» **Task instructions**: Look through the data below and return each line where "code" appears.

(Entries from a dataset)
++++++++
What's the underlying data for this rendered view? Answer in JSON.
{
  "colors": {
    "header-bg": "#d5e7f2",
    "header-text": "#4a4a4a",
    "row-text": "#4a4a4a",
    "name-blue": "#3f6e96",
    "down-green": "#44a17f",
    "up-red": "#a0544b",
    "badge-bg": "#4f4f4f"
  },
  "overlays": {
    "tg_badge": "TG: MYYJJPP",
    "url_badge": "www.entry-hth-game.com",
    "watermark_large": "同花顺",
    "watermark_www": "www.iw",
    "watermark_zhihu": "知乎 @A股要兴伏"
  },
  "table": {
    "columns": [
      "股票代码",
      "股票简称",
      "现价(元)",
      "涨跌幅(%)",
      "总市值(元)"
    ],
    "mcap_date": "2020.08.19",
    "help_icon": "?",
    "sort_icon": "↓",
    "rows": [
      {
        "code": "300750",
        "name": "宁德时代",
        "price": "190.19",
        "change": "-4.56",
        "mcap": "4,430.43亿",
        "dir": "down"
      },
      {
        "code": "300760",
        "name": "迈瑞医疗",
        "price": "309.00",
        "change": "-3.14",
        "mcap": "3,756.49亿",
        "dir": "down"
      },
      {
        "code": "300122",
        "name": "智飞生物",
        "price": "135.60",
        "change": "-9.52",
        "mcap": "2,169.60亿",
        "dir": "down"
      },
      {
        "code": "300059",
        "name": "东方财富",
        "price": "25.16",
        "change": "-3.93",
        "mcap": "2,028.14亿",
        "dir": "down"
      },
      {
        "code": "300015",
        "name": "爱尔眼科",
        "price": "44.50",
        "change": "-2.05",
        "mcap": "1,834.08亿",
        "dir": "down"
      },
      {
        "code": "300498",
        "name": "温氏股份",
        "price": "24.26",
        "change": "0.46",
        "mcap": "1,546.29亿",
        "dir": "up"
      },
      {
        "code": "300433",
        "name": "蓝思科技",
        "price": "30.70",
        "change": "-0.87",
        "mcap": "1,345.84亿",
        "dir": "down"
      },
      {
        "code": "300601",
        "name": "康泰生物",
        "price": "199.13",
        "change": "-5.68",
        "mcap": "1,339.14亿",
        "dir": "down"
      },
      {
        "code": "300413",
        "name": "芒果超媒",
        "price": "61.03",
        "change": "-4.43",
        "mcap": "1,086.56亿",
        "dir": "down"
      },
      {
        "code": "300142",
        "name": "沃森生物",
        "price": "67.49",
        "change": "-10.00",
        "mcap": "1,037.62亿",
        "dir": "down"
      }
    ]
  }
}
++++++++
» **Finished exercise**:
        "code": "300750",
        "code": "300760",
        "code": "300122",
        "code": "300059",
        "code": "300015",
        "code": "300498",
        "code": "300433",
        "code": "300601",
        "code": "300413",
        "code": "300142",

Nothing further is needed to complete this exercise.